_What the exercise asks:_ Search the listing below for the string "anion" and show each line that contains it.

Figure record listings
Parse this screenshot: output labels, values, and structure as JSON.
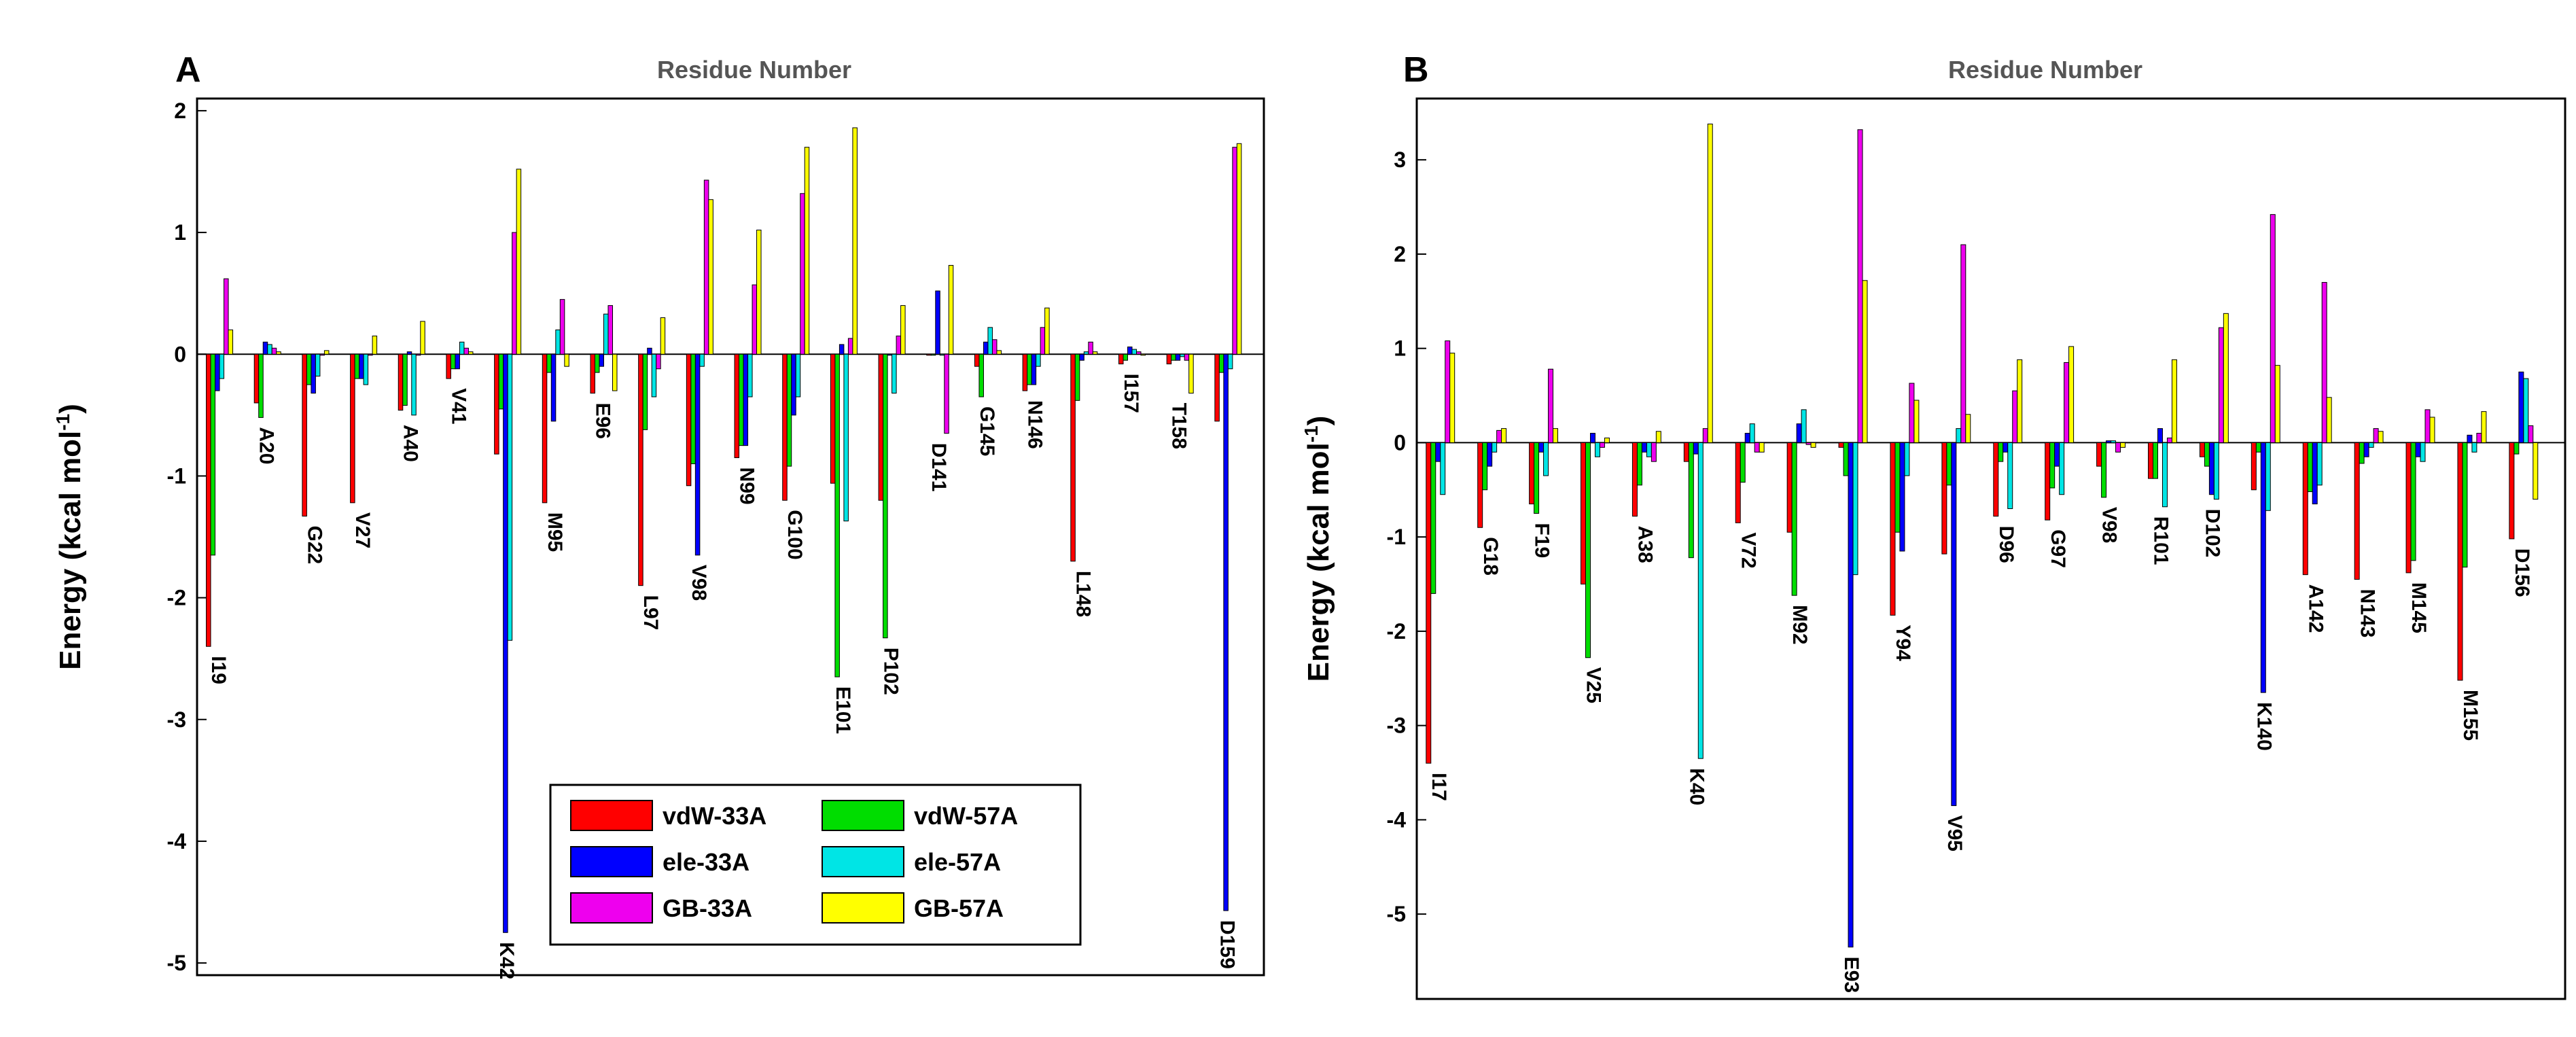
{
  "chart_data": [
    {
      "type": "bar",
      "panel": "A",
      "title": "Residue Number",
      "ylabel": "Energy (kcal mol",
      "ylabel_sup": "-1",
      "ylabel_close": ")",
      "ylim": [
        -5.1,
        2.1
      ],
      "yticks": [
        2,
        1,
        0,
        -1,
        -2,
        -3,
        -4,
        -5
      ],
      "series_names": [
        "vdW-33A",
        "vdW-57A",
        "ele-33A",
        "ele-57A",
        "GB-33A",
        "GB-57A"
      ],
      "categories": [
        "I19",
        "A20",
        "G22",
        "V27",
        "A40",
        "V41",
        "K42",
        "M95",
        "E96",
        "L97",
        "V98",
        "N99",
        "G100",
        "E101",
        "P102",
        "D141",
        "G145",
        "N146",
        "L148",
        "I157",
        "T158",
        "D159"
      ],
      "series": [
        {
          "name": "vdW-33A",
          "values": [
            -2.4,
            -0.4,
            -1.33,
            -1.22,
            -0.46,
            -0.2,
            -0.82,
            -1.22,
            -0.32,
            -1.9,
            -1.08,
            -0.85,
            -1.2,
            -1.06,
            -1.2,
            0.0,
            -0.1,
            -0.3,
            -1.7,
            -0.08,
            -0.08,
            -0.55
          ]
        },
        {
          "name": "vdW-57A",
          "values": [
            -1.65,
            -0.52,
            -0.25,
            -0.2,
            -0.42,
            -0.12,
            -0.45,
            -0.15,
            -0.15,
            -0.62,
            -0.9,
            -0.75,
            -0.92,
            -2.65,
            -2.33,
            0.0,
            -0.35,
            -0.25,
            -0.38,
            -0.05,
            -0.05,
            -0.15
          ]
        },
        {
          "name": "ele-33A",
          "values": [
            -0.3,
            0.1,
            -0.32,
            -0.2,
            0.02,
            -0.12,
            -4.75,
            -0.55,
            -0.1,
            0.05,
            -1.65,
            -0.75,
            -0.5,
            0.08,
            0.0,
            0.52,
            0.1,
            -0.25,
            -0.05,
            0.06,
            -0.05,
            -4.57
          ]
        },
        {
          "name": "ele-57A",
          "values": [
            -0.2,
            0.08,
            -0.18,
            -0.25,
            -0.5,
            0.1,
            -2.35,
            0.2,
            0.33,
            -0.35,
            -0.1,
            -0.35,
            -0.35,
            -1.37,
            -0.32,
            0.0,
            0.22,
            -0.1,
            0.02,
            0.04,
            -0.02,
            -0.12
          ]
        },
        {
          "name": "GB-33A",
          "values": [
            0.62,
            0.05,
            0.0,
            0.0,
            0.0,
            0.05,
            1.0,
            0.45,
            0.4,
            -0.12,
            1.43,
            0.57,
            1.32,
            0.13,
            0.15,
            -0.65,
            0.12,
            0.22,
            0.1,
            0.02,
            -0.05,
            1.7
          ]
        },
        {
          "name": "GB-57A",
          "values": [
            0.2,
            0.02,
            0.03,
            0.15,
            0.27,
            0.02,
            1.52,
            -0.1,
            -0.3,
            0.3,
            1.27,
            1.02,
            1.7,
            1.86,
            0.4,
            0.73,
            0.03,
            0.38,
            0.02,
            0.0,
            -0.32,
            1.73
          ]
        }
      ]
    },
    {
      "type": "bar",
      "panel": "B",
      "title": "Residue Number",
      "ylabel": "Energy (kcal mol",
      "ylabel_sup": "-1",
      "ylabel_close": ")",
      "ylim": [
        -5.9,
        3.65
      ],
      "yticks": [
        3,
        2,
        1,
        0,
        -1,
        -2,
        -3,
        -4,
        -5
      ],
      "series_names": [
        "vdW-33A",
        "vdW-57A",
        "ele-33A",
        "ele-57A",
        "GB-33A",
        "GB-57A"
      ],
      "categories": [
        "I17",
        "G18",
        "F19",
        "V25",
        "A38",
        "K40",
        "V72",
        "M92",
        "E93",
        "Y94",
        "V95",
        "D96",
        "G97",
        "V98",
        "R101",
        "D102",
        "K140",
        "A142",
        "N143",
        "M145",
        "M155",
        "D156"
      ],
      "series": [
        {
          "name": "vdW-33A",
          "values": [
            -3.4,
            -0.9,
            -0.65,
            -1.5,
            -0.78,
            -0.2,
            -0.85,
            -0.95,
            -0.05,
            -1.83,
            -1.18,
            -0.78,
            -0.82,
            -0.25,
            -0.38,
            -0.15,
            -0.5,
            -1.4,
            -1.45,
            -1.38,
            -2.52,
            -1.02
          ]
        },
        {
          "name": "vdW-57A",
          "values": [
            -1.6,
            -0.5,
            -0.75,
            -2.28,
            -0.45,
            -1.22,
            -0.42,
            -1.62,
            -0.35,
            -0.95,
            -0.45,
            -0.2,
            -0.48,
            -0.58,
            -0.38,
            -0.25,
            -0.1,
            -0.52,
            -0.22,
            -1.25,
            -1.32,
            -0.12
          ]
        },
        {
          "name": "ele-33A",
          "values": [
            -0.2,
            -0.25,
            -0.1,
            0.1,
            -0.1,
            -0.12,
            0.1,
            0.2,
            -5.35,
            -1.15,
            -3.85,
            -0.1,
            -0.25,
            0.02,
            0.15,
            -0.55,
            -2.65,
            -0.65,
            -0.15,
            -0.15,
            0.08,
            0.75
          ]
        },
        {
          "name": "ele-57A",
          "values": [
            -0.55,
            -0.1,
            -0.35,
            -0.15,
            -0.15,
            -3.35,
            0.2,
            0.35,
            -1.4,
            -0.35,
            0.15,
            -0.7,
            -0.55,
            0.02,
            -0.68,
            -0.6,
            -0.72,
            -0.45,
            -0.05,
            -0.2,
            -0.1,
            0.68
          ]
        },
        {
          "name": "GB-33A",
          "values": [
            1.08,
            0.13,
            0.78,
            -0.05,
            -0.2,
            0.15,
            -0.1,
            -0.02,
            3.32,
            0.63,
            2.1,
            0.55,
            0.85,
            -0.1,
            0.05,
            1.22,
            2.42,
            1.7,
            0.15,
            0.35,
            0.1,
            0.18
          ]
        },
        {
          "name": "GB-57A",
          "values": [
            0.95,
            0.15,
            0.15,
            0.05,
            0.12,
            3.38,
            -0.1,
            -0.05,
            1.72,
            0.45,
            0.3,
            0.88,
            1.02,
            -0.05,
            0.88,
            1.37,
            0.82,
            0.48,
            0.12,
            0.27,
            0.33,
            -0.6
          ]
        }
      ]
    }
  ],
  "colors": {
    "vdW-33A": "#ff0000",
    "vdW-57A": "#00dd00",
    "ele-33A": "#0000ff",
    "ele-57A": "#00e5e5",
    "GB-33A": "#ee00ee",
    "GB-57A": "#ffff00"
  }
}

==

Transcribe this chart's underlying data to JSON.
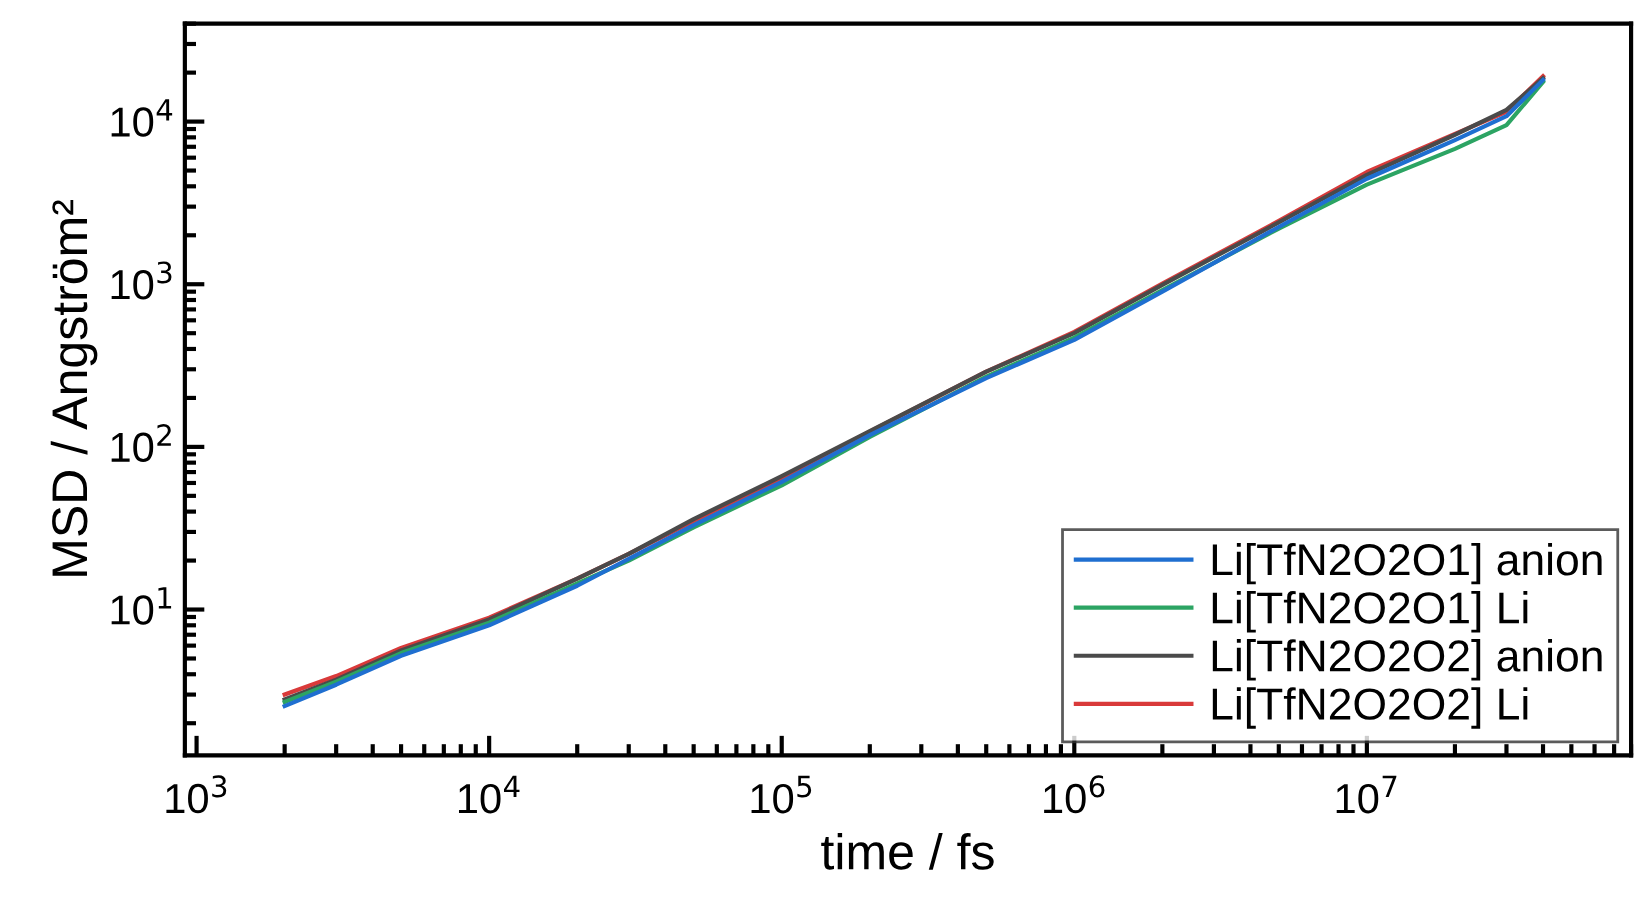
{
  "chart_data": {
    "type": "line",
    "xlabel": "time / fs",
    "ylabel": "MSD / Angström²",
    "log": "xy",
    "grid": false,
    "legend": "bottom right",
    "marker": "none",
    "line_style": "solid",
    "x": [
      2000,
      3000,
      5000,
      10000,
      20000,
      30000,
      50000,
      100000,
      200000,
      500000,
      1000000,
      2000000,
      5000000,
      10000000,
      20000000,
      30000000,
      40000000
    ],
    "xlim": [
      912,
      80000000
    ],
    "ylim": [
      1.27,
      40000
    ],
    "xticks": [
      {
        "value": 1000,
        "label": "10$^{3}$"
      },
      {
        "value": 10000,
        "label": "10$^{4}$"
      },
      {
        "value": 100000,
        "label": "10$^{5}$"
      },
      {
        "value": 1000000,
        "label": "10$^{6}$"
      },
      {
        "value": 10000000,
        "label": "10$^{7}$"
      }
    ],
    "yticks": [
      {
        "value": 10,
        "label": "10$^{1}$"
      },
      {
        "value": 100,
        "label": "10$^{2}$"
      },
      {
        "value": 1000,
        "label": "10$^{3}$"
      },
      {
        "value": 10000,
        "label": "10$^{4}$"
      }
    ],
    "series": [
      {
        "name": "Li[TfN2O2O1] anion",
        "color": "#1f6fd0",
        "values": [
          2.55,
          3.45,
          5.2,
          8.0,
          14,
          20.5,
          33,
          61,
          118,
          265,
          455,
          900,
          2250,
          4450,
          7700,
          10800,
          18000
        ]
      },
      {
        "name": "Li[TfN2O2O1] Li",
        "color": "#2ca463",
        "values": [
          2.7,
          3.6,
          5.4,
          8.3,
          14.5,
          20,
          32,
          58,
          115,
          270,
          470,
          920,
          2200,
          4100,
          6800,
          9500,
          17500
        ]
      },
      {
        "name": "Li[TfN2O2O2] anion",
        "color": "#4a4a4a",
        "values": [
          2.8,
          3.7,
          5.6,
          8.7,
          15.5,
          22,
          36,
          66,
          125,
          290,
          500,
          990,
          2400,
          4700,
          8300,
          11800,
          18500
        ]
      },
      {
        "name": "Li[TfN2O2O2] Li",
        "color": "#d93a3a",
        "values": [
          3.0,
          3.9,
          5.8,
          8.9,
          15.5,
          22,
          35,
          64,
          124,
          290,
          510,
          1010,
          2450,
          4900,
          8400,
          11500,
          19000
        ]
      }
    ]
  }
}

_Finished task:_
        "name": "Li[TfN2O2O1] anion",
        "name": "Li[TfN2O2O2] anion",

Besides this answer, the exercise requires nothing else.